PROBLEM TO SOLVE | Please write out everything in the question-answering passage from "This Summary section" down to "system of FIG. 1.", word for word.

GIVEN PASSAGE |
--- START ---

This Summary section is provided merely to introduce certain concepts and not to identify any key or essential features of the claimed subject matter. Other features of the inventive arrangements will be apparent from the accompanying drawings and from the following detailed description.





BRIEF DESCRIPTION OF THE DRAWINGS


FIG. 1 illustrates an example of a computer-based Question-Answering (QA) system in accordance with the inventive arrangements described within this disclosure.



FIG. 2 illustrates an example of a QA framework that is executable by the system of FIG. 1.



FIG. 3 is an example method illustrating certain operative features of the QA system described in connection with FIGS. 1 and 2.



FIG. 4 is another example method illustrating certain operative features of the QA system described in connection with FIGS. 1 and 2.





DETAILED DESCRIPTION

This disclosure relates to computer-based question-answering (QA) systems (hereafter “QA system”). A QA system is configured to sequentially choose a recommendation from among a plurality of candidate recommendations. The QA system is capable of presenting the chosen recommendation to a user. As discussed, for QA systems that implement sequential decision making, balancing exploration and exploitation is an ongoing challenge in achieving a high Quality of Result (QoR). A high QoR refers to the QA system providing better or more accurate recommendations or predictions to the user. Within this disclosure, the term “recommendation” is used. A recommendation is an automated response provided by the QA system. In general, the recommendation is a prediction of a future interaction between a particular user with a given system in which the QA system is integrated or a part.


The exploration versus exploitation problem may be formulated as a multi-armed bandit (MAB) problem where, given a set of bandit “arms” (e.g., actions or candidate recommendations), where each arm is associated with a fixed but unknown reward probability distribution, the QA system selects an arm to play at each iteration. A reward is drawn according to the selected arm's distribution independently from the previous actions. Another version of the MAB problem is referred to as the contextual MAB problem. In the contextual MAB problem, at each iteration, before choosing an arm, the QA system observes a particular context. In the contextual MAB problem, as the QA system operates, the goal is to learn the relationship between the context and the rewards to improve the QoR.


In accordance with the inventive arrangements described within this disclosure, a QA system is disclosed that incorporates multiple, different types of user feedback. The different types of user feedback may be used in the service of a single goal, e.g., providing the user with recommendations that are relevant or highly relevant to the user's inquiry and/or context. One type of user feedback, also referred to herein as a “reward,” is a “noisy reward.” An example of a noisy reward includes a user selection of a recommendation as provided from the QA system. The act of the user selecting the recommendation indicates to the QA system a level of interest by the user in the recommendation as selected. The level of interest conveys a quantifiable metric to the QA system as to the accuracy or efficacy of the recommendation provided.


Another type of user feedback is a “sparse reward.” A sparse reward has a reduced probability of occurring or being received by the QA system compared to a noisy reward. Though received less often, the sparse reward provides more concrete or accurate feedback from the user to the QA system with regard to a QA system generated recommendation. An example of user feedback considered a sparse reward is a user rating of a QA system generated recommendation.

--- END ---

PROVIDED RECORDS |
--- START ---

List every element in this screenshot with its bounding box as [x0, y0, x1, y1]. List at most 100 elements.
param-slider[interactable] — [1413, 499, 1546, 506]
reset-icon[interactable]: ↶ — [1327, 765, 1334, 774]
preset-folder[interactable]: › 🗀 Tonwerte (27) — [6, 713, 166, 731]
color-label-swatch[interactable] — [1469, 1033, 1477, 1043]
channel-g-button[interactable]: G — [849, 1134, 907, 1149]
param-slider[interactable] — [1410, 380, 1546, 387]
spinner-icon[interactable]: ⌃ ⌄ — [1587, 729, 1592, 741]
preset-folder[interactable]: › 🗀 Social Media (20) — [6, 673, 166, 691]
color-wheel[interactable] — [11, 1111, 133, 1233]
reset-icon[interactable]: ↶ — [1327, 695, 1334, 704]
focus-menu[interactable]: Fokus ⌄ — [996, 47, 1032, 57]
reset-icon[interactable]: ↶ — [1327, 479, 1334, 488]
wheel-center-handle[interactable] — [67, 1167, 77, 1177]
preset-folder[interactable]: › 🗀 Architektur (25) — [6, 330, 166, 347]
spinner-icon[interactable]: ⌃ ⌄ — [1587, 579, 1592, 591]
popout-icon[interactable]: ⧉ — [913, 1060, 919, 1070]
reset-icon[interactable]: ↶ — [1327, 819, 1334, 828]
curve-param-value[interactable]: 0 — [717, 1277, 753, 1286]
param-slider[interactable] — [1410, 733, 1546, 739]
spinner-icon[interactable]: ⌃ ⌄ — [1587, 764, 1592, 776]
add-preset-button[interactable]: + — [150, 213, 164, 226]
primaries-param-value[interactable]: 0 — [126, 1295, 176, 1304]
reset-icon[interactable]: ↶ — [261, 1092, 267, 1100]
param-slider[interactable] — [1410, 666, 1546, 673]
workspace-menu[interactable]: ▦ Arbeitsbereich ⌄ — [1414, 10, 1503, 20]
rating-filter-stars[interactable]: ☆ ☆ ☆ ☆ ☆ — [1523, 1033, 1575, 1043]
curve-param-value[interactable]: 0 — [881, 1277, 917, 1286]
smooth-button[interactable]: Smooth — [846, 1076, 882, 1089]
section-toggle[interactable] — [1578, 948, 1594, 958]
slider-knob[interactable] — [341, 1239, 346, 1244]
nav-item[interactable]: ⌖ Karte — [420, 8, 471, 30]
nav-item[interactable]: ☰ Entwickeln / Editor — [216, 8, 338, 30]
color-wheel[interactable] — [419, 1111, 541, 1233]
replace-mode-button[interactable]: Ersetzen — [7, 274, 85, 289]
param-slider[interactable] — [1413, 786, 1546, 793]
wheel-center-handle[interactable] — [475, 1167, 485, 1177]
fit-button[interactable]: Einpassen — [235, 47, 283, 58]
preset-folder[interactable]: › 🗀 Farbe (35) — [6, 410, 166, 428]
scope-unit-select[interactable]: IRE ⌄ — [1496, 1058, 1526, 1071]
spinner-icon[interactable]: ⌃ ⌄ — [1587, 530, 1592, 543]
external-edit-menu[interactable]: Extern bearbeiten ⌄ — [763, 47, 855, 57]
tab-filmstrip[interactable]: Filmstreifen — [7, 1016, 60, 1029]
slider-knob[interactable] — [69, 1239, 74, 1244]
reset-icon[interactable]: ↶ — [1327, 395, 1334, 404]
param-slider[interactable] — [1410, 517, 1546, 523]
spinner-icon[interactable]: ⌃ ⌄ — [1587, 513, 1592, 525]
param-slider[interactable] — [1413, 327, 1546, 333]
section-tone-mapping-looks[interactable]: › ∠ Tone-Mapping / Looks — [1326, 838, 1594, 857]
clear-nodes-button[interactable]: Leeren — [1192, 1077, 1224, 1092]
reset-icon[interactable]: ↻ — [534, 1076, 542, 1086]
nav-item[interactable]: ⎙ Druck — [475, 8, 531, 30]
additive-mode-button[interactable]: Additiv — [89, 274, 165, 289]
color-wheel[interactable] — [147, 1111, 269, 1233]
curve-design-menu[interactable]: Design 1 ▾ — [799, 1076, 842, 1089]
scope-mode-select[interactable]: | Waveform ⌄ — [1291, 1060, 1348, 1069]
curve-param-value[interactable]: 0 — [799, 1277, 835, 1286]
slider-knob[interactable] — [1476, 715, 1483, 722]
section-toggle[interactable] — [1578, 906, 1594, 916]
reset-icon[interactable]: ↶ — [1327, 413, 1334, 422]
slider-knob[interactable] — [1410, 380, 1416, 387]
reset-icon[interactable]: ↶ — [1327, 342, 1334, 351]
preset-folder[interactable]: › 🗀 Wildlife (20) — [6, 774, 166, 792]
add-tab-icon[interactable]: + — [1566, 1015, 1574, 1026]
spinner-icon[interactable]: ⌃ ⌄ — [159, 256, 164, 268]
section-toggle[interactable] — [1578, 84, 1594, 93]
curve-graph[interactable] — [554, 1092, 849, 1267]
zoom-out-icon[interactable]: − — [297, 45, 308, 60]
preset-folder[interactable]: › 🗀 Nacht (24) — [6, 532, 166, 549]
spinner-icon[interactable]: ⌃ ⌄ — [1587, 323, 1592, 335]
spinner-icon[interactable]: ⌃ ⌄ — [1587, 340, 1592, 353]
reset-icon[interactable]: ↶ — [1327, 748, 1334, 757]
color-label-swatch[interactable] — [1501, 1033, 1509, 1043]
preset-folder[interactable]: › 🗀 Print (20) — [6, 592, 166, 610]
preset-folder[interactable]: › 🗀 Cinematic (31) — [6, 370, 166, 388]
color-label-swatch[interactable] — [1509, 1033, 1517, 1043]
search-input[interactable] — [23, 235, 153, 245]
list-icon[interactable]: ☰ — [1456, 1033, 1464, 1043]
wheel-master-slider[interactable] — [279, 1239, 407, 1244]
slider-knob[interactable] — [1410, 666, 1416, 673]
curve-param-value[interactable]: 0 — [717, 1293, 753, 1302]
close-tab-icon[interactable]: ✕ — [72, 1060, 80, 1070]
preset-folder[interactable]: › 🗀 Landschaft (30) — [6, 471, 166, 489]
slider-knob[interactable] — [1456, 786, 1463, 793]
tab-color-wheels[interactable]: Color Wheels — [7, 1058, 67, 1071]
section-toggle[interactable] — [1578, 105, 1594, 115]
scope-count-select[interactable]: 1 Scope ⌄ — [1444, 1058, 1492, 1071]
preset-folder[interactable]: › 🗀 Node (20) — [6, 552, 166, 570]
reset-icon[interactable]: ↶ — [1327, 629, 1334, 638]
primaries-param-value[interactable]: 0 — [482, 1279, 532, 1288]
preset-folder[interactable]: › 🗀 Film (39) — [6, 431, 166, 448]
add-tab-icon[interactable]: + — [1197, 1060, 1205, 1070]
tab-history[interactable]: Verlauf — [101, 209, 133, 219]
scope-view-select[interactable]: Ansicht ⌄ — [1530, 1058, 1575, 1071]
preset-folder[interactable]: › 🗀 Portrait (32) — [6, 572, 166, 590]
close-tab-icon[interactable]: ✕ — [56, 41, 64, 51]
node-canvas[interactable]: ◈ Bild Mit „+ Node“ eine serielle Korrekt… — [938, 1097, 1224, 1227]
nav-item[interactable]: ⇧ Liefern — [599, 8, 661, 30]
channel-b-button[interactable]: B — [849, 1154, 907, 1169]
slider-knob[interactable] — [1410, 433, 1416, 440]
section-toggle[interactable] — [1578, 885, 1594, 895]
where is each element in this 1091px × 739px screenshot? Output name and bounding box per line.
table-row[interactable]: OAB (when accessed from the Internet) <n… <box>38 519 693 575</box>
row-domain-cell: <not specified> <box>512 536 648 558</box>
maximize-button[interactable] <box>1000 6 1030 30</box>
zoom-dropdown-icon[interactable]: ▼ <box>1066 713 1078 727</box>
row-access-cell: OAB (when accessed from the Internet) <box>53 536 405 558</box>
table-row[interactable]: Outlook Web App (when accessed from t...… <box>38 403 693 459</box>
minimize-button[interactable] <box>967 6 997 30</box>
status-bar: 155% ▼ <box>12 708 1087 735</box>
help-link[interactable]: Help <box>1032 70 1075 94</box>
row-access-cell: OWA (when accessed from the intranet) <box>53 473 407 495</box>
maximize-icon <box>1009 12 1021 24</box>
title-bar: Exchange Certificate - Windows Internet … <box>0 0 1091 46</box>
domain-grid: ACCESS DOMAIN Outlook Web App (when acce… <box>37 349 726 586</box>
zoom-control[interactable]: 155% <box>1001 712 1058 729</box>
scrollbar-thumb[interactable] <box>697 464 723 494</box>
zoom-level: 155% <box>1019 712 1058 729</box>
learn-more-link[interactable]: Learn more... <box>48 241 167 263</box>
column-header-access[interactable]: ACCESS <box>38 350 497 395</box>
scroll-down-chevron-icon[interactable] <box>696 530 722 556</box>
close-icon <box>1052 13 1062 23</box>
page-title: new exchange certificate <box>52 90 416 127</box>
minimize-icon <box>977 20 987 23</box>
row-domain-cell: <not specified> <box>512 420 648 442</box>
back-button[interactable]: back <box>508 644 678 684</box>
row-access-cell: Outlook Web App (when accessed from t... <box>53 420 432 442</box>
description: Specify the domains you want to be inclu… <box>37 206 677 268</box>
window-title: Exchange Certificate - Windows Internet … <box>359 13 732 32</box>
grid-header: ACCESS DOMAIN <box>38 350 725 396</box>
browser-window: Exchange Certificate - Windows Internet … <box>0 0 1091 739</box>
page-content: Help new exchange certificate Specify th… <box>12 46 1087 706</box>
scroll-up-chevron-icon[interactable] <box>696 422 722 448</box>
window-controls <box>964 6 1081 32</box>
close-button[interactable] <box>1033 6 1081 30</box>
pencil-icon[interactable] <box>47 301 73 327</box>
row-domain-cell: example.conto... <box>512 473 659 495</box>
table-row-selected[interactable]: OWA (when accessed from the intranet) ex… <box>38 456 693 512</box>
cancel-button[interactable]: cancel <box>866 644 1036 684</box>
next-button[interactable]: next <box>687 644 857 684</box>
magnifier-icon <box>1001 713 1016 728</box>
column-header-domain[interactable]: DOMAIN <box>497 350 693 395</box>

--- END ---

PROBLEM SOLUTION |
This Summary section is provided merely to introduce certain concepts and not to identify any key or essential features of the claimed subject matter. Other features of the inventive arrangements will be apparent from the accompanying drawings and from the following detailed description.





BRIEF DESCRIPTION OF THE DRAWINGS


FIG. 1 illustrates an example of a computer-based Question-Answering (QA) system in accordance with the inventive arrangements described within this disclosure.



FIG. 2 illustrates an example of a QA framework that is executable by the system of FIG. 1.